• **Task**:
Would you transcribe the listing that follows, character for character, and omit its images?

##### Data in this exercise

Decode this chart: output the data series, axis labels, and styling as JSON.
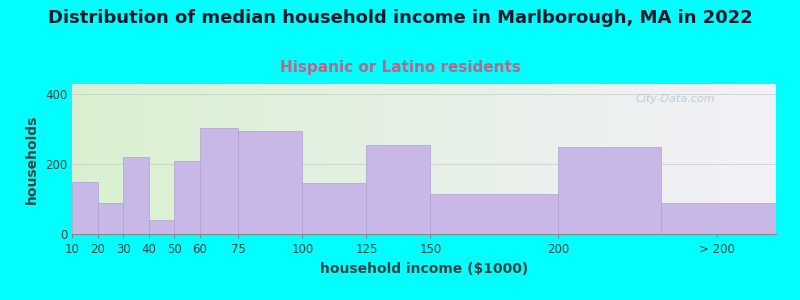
{
  "title": "Distribution of median household income in Marlborough, MA in 2022",
  "subtitle": "Hispanic or Latino residents",
  "xlabel": "household income ($1000)",
  "ylabel": "households",
  "background_outer": "#00FFFF",
  "bar_color": "#C8B8E8",
  "bar_edge_color": "#B0A0D0",
  "plot_bg_gradient_left": "#D8F0D0",
  "plot_bg_gradient_right": "#F2F0F8",
  "categories": [
    "10",
    "20",
    "30",
    "40",
    "50",
    "60",
    "75",
    "100",
    "125",
    "150",
    "200",
    "> 200"
  ],
  "values": [
    150,
    90,
    220,
    40,
    210,
    305,
    295,
    145,
    255,
    115,
    250,
    90
  ],
  "ylim": [
    0,
    430
  ],
  "yticks": [
    0,
    200,
    400
  ],
  "watermark": "City-Data.com",
  "title_fontsize": 13,
  "subtitle_fontsize": 11,
  "subtitle_color": "#BB6688",
  "axis_label_fontsize": 10,
  "tick_fontsize": 8.5
}
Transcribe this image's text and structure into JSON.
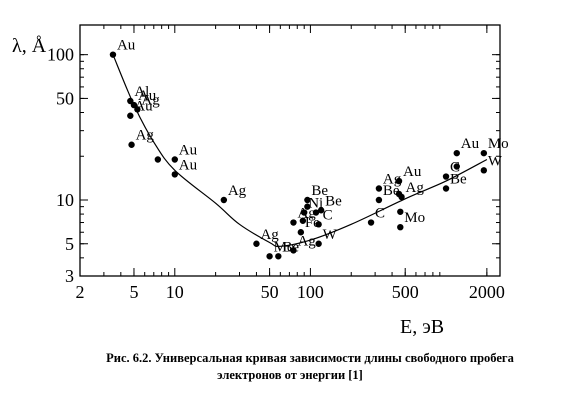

##########

• **Exercise result**:
Decode this chart: output the data series, axis labels, and styling as JSON.
{
  "title": "Distribution of median household income in Marlborough, MA in 2022",
  "subtitle": "Hispanic or Latino residents",
  "xlabel": "household income ($1000)",
  "ylabel": "households",
  "background_outer": "#00FFFF",
  "bar_color": "#C8B8E8",
  "bar_edge_color": "#B0A0D0",
  "plot_bg_gradient_left": "#D8F0D0",
  "plot_bg_gradient_right": "#F2F0F8",
  "categories": [
    "10",
    "20",
    "30",
    "40",
    "50",
    "60",
    "75",
    "100",
    "125",
    "150",
    "200",
    "> 200"
  ],
  "values": [
    150,
    90,
    220,
    40,
    210,
    305,
    295,
    145,
    255,
    115,
    250,
    90
  ],
  "ylim": [
    0,
    430
  ],
  "yticks": [
    0,
    200,
    400
  ],
  "watermark": "City-Data.com",
  "title_fontsize": 13,
  "subtitle_fontsize": 11,
  "subtitle_color": "#BB6688",
  "axis_label_fontsize": 10,
  "tick_fontsize": 8.5
}
Transcribe this image's text and structure into JSON.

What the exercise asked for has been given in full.